* Excerpted data:
#####

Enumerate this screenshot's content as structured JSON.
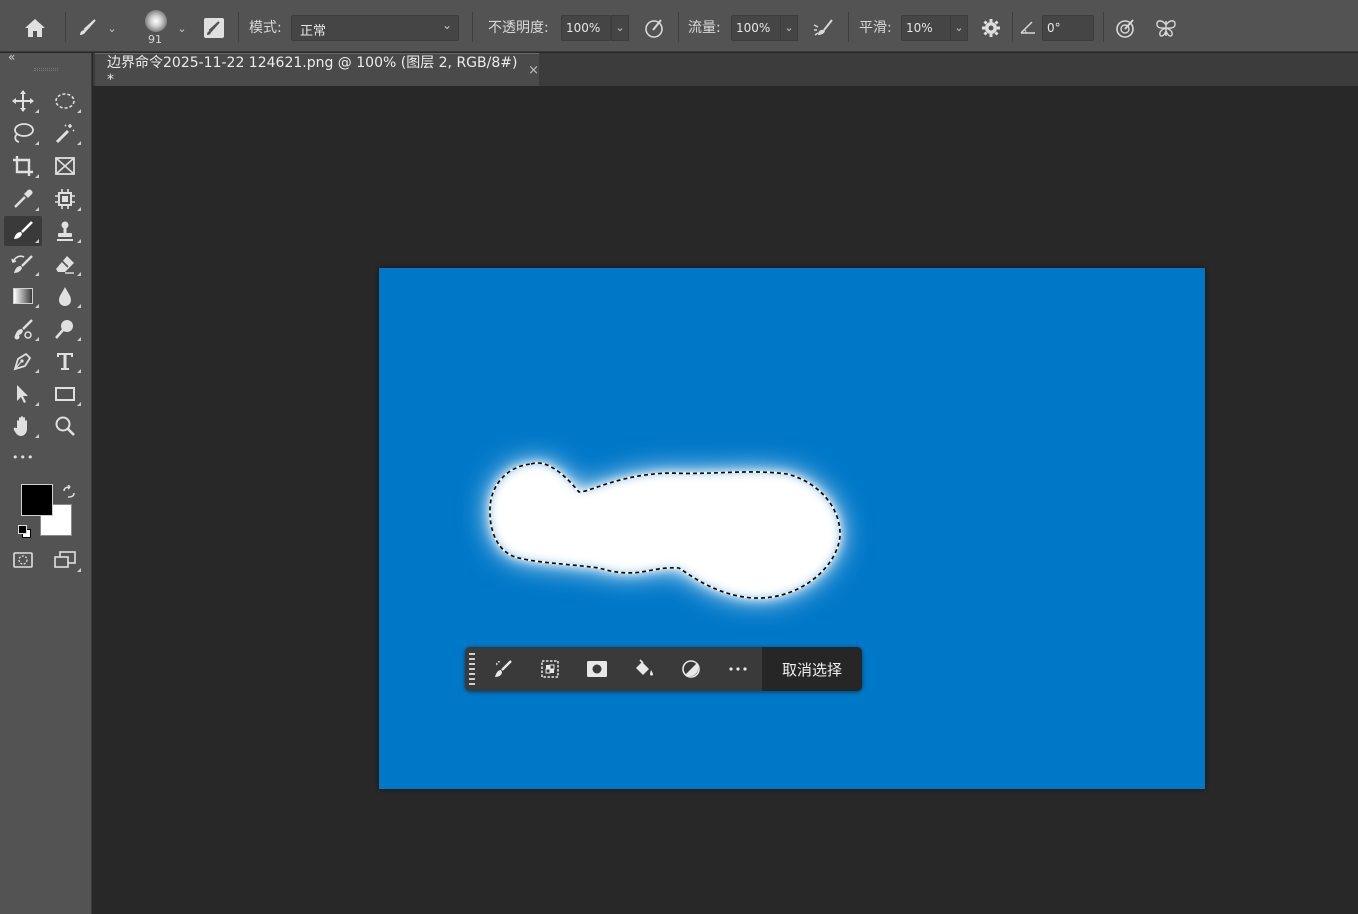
{
  "options_bar": {
    "brush_size": "91",
    "mode_label": "模式:",
    "mode_value": "正常",
    "opacity_label": "不透明度:",
    "opacity_value": "100%",
    "flow_label": "流量:",
    "flow_value": "100%",
    "smoothing_label": "平滑:",
    "smoothing_value": "10%",
    "angle_value": "0°"
  },
  "tab": {
    "title": "边界命令2025-11-22 124621.png @ 100% (图层 2, RGB/8#) *",
    "close": "×"
  },
  "toolbar": {
    "collapse_label": "«",
    "more_label": "•••",
    "foreground_color": "#000000",
    "background_color": "#ffffff"
  },
  "canvas": {
    "background_color": "#0078c8"
  },
  "context_bar": {
    "deselect_label": "取消选择"
  }
}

#####

* Direction:
Pictures in the data above should not be copied; transcribe everything else exactly.

* Task output:
Enumerate this screenshot's content as structured JSON.
{
  "options_bar": {
    "brush_size": "91",
    "mode_label": "模式:",
    "mode_value": "正常",
    "opacity_label": "不透明度:",
    "opacity_value": "100%",
    "flow_label": "流量:",
    "flow_value": "100%",
    "smoothing_label": "平滑:",
    "smoothing_value": "10%",
    "angle_value": "0°"
  },
  "tab": {
    "title": "边界命令2025-11-22 124621.png @ 100% (图层 2, RGB/8#) *",
    "close": "×"
  },
  "toolbar": {
    "collapse_label": "«",
    "more_label": "•••",
    "foreground_color": "#000000",
    "background_color": "#ffffff"
  },
  "canvas": {
    "background_color": "#0078c8"
  },
  "context_bar": {
    "deselect_label": "取消选择"
  }
}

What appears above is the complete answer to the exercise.